(begin)
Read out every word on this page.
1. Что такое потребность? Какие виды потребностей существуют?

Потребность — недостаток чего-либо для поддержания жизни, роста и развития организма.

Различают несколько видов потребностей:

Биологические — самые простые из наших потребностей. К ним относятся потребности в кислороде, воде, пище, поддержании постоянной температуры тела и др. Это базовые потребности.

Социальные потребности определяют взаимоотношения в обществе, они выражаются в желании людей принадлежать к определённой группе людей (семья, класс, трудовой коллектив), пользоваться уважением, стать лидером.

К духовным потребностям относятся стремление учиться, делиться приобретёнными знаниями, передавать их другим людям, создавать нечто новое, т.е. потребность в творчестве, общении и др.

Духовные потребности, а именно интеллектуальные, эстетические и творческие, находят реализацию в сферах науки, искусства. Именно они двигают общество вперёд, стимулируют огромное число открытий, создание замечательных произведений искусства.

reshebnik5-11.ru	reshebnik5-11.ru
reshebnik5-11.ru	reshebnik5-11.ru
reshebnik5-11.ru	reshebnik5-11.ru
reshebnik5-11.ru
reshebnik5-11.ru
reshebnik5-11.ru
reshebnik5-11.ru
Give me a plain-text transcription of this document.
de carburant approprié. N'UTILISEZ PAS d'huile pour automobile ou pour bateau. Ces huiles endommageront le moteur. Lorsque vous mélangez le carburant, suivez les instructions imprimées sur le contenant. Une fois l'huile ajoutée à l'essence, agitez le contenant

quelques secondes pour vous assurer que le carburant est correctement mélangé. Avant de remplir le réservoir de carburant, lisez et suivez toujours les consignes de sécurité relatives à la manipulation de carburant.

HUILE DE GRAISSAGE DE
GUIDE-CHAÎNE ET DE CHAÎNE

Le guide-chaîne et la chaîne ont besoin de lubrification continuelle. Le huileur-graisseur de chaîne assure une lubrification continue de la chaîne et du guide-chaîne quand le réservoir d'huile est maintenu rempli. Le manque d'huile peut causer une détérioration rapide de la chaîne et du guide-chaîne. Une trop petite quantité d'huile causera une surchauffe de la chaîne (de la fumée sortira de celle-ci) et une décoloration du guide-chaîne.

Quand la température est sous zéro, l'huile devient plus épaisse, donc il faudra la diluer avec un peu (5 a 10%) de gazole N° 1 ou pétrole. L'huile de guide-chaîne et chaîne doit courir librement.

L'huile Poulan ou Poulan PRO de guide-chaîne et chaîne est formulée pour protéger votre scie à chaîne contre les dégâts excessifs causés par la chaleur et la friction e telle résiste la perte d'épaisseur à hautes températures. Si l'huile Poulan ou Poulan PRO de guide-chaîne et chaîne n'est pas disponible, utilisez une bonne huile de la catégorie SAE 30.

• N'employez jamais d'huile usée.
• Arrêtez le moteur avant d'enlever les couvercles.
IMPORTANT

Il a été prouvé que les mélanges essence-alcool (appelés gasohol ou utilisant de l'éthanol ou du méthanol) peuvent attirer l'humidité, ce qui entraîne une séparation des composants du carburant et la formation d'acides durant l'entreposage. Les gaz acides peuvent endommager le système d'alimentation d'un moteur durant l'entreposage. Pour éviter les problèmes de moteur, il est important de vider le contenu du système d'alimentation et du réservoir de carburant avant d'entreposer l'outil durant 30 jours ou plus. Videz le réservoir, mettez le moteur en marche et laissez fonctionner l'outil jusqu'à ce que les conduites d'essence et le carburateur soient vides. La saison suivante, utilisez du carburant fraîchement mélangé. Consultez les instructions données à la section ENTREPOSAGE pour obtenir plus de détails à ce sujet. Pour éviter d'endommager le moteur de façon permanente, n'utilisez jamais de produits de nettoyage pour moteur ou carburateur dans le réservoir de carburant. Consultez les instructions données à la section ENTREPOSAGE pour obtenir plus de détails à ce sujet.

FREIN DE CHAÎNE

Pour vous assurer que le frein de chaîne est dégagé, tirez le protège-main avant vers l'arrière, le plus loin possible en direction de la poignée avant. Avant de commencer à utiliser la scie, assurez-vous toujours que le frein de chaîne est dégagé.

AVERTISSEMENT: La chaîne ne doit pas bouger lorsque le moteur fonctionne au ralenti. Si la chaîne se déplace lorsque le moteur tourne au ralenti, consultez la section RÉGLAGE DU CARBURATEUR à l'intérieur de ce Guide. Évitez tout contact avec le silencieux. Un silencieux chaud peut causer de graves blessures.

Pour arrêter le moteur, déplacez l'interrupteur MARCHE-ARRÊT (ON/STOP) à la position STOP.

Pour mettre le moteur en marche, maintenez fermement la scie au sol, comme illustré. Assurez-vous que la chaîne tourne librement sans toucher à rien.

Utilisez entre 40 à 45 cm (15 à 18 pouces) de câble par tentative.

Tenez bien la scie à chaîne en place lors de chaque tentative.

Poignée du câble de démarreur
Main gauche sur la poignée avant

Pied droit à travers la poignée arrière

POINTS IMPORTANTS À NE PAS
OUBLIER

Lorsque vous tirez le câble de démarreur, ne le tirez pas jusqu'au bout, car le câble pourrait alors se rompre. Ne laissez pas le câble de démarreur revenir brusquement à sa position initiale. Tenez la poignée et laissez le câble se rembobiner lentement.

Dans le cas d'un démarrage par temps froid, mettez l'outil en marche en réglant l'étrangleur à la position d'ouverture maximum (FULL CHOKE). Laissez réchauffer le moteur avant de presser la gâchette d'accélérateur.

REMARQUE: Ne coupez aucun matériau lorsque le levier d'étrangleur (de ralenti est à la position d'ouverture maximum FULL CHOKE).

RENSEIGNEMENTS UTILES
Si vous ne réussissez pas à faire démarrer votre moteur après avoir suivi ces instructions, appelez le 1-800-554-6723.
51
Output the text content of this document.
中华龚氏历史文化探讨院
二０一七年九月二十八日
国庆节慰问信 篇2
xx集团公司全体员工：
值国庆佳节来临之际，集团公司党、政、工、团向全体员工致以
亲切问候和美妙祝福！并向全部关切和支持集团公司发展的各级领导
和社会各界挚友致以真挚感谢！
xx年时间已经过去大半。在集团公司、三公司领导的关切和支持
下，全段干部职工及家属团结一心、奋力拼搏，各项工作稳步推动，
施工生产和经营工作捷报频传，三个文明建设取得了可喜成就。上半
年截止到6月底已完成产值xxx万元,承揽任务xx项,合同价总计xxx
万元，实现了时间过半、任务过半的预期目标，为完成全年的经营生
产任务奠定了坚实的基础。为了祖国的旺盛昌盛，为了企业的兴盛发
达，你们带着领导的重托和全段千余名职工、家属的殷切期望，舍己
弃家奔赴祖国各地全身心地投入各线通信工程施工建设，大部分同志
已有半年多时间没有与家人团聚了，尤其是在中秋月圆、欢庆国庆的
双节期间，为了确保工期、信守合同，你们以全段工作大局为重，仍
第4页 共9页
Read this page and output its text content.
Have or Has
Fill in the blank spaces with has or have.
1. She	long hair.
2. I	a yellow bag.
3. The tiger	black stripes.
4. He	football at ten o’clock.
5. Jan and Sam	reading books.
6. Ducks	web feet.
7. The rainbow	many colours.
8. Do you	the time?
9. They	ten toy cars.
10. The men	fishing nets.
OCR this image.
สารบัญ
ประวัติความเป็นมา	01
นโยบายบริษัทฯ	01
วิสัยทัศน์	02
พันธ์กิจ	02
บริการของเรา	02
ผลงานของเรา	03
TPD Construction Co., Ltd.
(end)
Extract the closing run of lines, starting with the one containing "OCR this image." and ending at the last, exactly as written.

OCR this image.
สารบัญ
ประวัติความเป็นมา	01
นโยบายบริษัทฯ	01
วิสัยทัศน์	02
พันธ์กิจ	02
บริการของเรา	02
ผลงานของเรา	03
TPD Construction Co., Ltd.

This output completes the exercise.